— START RECORDS FOR THIS TASK —

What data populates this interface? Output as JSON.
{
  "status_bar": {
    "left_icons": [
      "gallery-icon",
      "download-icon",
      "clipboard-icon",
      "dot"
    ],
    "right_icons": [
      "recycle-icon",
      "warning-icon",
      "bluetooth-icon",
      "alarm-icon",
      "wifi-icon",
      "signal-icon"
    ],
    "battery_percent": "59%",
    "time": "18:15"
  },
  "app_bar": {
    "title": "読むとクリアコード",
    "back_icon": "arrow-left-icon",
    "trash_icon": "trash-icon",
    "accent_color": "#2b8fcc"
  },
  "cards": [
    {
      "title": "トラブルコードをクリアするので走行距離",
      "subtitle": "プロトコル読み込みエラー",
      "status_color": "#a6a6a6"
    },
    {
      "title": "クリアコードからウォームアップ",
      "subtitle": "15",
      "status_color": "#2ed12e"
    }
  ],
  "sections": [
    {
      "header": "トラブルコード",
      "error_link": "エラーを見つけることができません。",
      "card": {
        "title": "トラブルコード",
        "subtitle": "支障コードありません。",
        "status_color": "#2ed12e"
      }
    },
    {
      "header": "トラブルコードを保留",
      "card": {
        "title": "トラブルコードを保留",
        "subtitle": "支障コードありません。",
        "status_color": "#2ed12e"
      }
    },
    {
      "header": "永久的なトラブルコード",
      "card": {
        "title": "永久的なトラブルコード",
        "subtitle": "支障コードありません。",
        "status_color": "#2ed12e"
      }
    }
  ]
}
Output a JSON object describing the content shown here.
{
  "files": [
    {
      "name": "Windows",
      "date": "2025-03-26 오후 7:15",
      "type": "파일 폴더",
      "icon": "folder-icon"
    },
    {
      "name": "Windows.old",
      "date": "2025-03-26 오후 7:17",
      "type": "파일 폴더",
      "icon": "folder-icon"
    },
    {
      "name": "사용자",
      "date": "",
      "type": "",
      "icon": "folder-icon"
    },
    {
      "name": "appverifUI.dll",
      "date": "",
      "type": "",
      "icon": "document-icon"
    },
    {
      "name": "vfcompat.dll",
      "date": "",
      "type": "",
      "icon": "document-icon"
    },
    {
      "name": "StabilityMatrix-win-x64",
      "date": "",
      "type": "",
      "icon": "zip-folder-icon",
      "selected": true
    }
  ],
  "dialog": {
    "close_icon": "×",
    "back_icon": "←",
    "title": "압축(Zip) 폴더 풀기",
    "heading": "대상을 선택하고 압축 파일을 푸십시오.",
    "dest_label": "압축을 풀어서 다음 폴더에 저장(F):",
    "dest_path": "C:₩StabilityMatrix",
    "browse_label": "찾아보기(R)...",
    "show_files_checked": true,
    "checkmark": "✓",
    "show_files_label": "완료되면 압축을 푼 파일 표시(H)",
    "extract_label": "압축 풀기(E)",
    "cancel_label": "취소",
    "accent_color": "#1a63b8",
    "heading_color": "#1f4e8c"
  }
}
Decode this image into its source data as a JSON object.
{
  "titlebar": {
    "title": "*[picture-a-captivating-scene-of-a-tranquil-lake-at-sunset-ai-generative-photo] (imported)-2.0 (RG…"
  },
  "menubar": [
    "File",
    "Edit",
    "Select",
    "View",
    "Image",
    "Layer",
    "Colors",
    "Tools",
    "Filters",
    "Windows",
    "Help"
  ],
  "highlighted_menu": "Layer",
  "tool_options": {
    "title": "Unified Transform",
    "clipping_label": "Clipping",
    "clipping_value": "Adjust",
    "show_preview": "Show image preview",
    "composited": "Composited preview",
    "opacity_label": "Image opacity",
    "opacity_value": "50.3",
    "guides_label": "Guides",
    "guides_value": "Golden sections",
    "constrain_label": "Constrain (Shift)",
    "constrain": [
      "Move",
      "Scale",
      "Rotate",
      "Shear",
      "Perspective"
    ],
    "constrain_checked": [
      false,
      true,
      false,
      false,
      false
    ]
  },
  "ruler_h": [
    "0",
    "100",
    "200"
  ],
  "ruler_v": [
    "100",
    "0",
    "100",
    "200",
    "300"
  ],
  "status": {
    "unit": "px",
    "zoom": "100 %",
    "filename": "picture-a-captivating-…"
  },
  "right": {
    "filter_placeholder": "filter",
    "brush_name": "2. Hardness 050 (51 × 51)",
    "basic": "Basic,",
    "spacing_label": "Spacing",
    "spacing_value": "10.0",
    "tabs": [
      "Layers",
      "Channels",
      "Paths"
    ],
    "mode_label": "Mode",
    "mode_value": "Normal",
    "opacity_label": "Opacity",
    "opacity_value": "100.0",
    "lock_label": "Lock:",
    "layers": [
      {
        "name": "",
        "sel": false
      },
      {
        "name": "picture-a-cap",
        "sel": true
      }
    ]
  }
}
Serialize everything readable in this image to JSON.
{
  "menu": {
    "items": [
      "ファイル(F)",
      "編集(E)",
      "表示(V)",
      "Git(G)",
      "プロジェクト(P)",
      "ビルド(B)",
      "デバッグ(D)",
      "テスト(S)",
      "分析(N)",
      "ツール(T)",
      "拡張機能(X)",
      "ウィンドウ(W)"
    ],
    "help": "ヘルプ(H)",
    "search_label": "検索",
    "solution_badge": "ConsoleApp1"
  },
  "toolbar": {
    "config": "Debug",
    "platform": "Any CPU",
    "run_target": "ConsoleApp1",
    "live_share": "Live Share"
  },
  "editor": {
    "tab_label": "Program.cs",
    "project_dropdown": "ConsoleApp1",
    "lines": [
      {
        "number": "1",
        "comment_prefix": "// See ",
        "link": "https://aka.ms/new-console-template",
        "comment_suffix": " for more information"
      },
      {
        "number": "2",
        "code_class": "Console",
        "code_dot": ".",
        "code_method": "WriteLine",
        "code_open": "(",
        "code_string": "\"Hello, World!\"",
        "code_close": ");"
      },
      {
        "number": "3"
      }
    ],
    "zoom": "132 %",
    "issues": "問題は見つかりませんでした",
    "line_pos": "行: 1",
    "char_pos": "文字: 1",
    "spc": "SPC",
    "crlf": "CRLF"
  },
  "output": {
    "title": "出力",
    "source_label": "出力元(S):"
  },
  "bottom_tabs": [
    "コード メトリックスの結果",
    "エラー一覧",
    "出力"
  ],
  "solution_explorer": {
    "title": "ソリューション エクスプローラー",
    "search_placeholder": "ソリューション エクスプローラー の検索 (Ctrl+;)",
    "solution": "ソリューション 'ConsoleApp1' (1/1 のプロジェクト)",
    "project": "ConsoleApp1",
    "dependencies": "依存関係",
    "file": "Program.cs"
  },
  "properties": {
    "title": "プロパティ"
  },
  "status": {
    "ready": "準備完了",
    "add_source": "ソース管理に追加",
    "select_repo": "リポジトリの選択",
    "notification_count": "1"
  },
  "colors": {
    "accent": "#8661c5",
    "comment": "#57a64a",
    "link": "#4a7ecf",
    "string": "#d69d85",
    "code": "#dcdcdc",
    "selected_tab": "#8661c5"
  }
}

— END RECORDS FOR THIS TASK —

**TASK:** Within the data above, pick out all lines holding the word "sections".

**EXERCISE RESULT:**
  "sections": [
    "guides_value": "Golden sections",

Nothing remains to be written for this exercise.